-- THE REQUEST --
In the listing below, locate the lines that hold the string "Интернациональная". Copy those lines.

⁂

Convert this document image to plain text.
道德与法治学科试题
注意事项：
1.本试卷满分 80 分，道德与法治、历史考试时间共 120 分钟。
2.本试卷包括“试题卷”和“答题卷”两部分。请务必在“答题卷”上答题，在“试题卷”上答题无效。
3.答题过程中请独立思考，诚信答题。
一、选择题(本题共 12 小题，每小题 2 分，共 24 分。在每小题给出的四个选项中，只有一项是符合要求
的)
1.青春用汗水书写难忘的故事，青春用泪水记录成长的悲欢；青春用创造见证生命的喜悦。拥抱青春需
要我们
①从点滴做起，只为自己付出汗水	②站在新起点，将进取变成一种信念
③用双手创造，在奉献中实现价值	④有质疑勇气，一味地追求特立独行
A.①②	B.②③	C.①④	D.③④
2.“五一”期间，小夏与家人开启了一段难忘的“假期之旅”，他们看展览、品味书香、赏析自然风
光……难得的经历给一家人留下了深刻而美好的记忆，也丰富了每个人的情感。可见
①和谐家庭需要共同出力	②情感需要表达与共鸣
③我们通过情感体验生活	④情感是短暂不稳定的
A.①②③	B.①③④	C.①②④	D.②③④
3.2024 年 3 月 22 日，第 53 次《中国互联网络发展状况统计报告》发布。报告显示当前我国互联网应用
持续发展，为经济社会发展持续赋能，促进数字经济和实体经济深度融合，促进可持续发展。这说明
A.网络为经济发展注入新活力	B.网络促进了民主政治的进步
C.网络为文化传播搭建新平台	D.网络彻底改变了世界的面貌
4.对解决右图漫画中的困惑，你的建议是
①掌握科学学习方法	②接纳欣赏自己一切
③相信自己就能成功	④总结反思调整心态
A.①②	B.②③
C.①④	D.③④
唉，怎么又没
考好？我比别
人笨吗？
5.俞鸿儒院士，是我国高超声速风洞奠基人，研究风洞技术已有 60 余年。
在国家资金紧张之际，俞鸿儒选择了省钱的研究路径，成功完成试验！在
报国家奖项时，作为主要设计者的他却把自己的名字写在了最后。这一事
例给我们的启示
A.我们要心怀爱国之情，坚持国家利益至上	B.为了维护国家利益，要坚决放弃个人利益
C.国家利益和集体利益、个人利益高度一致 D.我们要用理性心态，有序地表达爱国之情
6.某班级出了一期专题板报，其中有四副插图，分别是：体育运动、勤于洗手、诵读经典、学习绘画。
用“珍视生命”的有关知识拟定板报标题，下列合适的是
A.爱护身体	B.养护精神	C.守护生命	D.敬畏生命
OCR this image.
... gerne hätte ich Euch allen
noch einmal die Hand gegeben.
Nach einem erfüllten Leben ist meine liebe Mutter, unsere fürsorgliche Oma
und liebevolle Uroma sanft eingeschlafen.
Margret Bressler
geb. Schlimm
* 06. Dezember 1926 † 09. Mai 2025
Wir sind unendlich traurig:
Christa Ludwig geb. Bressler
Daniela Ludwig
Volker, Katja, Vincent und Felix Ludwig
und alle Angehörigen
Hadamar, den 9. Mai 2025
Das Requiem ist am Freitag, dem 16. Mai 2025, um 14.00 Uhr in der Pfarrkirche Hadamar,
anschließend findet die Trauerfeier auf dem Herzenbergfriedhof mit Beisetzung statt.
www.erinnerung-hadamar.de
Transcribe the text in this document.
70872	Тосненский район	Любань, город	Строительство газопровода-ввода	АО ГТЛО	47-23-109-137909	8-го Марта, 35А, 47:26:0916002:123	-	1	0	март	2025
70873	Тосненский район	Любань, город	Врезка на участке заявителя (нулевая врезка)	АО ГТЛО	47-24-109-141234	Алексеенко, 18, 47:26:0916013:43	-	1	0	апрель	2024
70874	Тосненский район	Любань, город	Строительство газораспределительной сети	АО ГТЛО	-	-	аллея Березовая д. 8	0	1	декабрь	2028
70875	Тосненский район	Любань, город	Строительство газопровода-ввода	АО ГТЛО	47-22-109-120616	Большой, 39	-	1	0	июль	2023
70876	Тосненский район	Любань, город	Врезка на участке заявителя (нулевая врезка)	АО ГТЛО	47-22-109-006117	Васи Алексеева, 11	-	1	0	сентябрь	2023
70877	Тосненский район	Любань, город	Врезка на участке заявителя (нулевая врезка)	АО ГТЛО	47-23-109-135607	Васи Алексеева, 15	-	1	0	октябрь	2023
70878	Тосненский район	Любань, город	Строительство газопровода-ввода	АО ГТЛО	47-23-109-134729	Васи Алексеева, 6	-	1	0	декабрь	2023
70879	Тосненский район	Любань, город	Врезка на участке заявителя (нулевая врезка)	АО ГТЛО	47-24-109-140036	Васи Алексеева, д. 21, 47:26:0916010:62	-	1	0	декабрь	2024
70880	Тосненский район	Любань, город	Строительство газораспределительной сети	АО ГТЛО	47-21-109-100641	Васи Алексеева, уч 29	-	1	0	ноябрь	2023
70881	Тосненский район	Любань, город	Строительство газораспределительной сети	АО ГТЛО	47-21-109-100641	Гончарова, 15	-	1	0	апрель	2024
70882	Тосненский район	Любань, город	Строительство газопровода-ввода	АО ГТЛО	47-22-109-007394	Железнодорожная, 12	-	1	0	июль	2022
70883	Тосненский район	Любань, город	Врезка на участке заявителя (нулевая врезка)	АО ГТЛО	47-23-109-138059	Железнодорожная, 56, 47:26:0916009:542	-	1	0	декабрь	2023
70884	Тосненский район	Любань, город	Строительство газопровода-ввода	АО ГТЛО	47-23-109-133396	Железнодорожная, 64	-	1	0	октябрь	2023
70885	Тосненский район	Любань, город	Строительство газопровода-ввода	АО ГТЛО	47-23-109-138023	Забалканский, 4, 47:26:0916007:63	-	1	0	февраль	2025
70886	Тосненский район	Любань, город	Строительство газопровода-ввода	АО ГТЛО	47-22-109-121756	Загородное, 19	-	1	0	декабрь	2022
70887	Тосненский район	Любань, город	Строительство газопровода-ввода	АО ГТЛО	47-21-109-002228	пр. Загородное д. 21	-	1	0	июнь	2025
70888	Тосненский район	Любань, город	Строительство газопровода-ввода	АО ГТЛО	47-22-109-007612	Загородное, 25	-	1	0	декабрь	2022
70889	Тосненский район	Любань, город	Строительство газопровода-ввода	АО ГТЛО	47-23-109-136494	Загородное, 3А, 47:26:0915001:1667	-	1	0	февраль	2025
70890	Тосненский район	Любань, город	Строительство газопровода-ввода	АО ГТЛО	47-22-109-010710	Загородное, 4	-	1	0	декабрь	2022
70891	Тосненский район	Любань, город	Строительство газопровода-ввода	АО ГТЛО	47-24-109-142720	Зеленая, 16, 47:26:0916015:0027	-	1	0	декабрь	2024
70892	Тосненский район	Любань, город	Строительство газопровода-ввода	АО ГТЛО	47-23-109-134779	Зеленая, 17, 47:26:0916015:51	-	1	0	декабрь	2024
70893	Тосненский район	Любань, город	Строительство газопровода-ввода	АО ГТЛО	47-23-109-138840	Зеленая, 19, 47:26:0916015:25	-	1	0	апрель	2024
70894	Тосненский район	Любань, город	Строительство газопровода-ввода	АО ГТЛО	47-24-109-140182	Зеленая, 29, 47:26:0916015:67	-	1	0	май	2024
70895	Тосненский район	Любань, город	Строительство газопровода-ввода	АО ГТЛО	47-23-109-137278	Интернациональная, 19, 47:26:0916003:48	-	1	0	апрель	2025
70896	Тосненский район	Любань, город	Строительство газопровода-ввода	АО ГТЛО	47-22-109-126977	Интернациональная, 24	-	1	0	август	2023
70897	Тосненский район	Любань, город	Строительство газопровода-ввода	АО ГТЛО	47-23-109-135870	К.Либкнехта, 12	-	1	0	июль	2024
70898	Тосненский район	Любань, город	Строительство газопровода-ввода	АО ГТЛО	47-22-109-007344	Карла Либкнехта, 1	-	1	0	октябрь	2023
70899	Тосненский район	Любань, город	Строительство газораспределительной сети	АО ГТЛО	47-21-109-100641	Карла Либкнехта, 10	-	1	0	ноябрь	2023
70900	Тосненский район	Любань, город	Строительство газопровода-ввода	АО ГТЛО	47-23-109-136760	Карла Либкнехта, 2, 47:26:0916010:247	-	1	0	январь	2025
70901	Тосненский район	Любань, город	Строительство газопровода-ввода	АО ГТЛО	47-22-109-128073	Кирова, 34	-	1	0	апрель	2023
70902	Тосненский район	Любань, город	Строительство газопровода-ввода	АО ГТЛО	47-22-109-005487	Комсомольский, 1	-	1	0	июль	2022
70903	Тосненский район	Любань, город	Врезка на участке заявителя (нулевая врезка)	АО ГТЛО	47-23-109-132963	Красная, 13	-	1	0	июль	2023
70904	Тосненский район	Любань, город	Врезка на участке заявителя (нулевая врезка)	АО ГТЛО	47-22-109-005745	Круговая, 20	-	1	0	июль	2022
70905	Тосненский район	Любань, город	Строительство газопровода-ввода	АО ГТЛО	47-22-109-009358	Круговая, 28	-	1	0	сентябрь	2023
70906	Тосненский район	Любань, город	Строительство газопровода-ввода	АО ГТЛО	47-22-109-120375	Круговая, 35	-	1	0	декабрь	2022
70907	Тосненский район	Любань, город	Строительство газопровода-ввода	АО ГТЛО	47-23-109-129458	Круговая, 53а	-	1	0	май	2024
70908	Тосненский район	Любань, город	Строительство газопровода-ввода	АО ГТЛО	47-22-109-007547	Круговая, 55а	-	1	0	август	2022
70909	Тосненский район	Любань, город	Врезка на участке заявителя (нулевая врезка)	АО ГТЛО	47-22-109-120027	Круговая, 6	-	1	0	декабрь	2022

⁂

-- SOLUTION TO THE PROBLEM --
70895	Тосненский район	Любань, город	Строительство газопровода-ввода	АО ГТЛО	47-23-109-137278	Интернациональная, 19, 47:26:0916003:48	-	1	0	апрель	2025
70896	Тосненский район	Любань, город	Строительство газопровода-ввода	АО ГТЛО	47-22-109-126977	Интернациональная, 24	-	1	0	август	2023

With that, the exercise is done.